**WRITTEN TASK:**
Find the lines holding the word "Guidance" and collect them.

**RECORDS FOR THIS TASK:**
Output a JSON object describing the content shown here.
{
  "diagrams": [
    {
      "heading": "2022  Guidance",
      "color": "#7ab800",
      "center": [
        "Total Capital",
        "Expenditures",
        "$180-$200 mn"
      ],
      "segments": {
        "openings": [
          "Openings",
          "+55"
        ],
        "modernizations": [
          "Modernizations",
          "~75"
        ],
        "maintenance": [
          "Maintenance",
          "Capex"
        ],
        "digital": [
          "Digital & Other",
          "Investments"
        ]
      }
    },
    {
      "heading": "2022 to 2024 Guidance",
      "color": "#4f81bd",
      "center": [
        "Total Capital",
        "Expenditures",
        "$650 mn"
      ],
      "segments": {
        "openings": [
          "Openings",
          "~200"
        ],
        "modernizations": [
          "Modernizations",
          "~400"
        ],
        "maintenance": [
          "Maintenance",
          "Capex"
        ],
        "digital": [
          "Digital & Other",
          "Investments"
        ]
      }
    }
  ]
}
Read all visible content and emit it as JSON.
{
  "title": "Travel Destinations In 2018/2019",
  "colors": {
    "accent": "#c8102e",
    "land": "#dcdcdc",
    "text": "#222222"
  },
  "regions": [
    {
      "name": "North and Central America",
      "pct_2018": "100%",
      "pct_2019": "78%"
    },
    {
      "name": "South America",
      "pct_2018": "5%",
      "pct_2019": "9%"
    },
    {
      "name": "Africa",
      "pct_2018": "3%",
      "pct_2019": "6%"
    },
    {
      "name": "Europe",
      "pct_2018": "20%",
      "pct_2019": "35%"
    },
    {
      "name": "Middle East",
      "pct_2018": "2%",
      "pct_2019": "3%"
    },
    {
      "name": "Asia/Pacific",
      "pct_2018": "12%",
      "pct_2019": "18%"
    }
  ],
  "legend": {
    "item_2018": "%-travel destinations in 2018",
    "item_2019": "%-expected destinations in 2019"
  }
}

**SOLUTION TO THIS EXERCISE:**
      "heading": "2022  Guidance",
      "heading": "2022 to 2024 Guidance",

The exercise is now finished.